EXERCISE PROMPT:
Transcribe all the records exactly and omit any images they hold.

(Saved entries)
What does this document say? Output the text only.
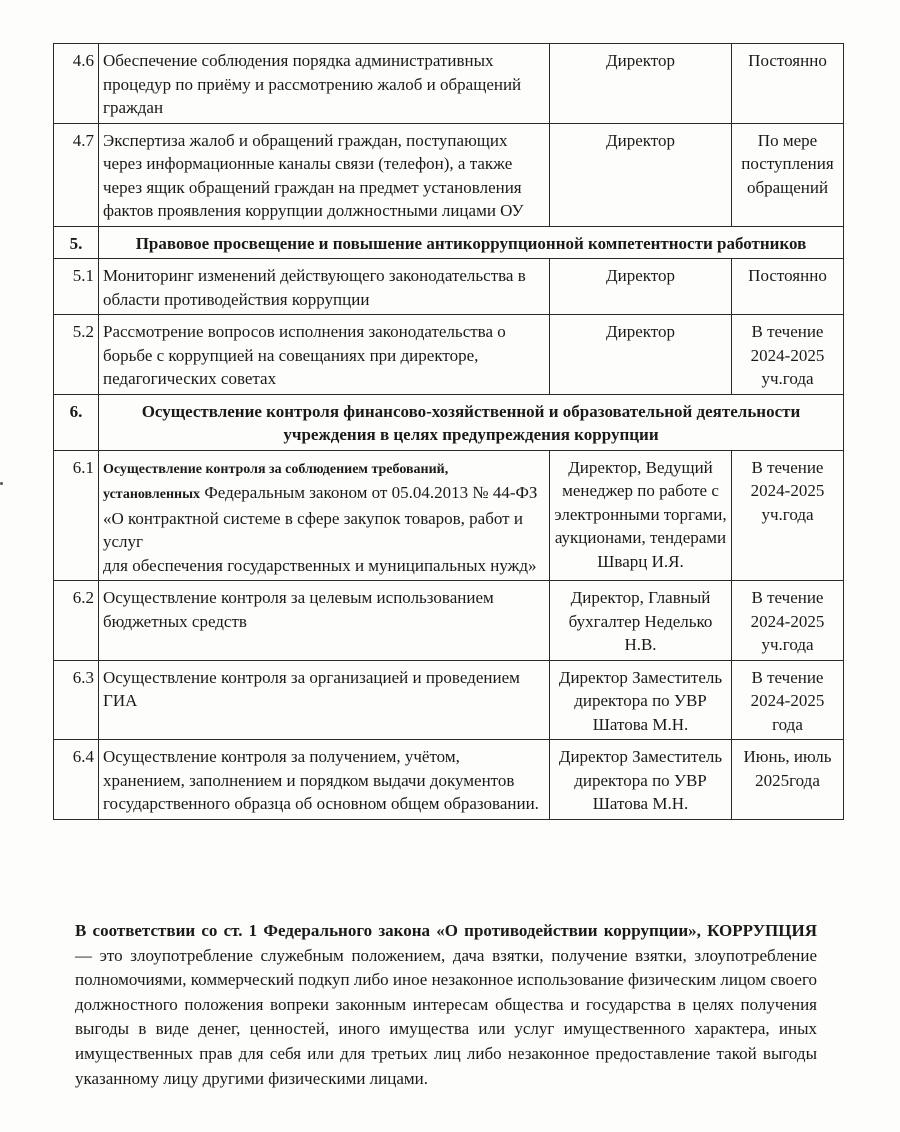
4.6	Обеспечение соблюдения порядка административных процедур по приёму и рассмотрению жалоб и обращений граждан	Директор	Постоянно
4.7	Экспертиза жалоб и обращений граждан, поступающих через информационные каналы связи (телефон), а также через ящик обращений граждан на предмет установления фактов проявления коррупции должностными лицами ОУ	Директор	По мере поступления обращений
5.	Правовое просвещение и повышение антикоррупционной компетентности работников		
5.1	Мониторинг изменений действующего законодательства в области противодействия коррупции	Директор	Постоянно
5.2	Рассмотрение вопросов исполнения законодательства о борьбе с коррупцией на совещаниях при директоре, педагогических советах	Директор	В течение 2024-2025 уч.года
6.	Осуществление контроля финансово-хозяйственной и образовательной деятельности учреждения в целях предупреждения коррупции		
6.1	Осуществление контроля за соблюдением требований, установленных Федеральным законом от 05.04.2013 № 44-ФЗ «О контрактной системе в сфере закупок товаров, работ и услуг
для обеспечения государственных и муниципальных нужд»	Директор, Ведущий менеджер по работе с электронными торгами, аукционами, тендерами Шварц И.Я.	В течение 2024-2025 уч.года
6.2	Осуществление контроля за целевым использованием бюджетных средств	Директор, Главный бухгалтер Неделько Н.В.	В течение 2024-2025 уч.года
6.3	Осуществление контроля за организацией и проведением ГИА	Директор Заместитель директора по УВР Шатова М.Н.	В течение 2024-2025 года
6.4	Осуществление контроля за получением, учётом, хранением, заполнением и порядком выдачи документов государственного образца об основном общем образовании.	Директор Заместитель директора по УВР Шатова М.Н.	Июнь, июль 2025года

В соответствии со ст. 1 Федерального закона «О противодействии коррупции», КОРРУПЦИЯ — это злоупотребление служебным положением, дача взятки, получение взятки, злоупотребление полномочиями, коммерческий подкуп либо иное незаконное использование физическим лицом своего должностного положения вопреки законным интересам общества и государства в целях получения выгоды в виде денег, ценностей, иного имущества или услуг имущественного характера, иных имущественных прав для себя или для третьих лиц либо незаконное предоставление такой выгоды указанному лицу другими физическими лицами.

THE ANSWER:
What does this document say? Output the text only.
4.6	Обеспечение соблюдения порядка административных процедур по приёму и рассмотрению жалоб и обращений граждан	Директор	Постоянно
4.7	Экспертиза жалоб и обращений граждан, поступающих через информационные каналы связи (телефон), а также через ящик обращений граждан на предмет установления фактов проявления коррупции должностными лицами ОУ	Директор	По мере поступления обращений
5.	Правовое просвещение и повышение антикоррупционной компетентности работников		
5.1	Мониторинг изменений действующего законодательства в области противодействия коррупции	Директор	Постоянно
5.2	Рассмотрение вопросов исполнения законодательства о борьбе с коррупцией на совещаниях при директоре, педагогических советах	Директор	В течение 2024-2025 уч.года
6.	Осуществление контроля финансово-хозяйственной и образовательной деятельности учреждения в целях предупреждения коррупции		
6.1	Осуществление контроля за соблюдением требований, установленных Федеральным законом от 05.04.2013 № 44-ФЗ «О контрактной системе в сфере закупок товаров, работ и услуг
для обеспечения государственных и муниципальных нужд»	Директор, Ведущий менеджер по работе с электронными торгами, аукционами, тендерами Шварц И.Я.	В течение 2024-2025 уч.года
6.2	Осуществление контроля за целевым использованием бюджетных средств	Директор, Главный бухгалтер Неделько Н.В.	В течение 2024-2025 уч.года
6.3	Осуществление контроля за организацией и проведением ГИА	Директор Заместитель директора по УВР Шатова М.Н.	В течение 2024-2025 года
6.4	Осуществление контроля за получением, учётом, хранением, заполнением и порядком выдачи документов государственного образца об основном общем образовании.	Директор Заместитель директора по УВР Шатова М.Н.	Июнь, июль 2025года

В соответствии со ст. 1 Федерального закона «О противодействии коррупции», КОРРУПЦИЯ — это злоупотребление служебным положением, дача взятки, получение взятки, злоупотребление полномочиями, коммерческий подкуп либо иное незаконное использование физическим лицом своего должностного положения вопреки законным интересам общества и государства в целях получения выгоды в виде денег, ценностей, иного имущества или услуг имущественного характера, иных имущественных прав для себя или для третьих лиц либо незаконное предоставление такой выгоды указанному лицу другими физическими лицами.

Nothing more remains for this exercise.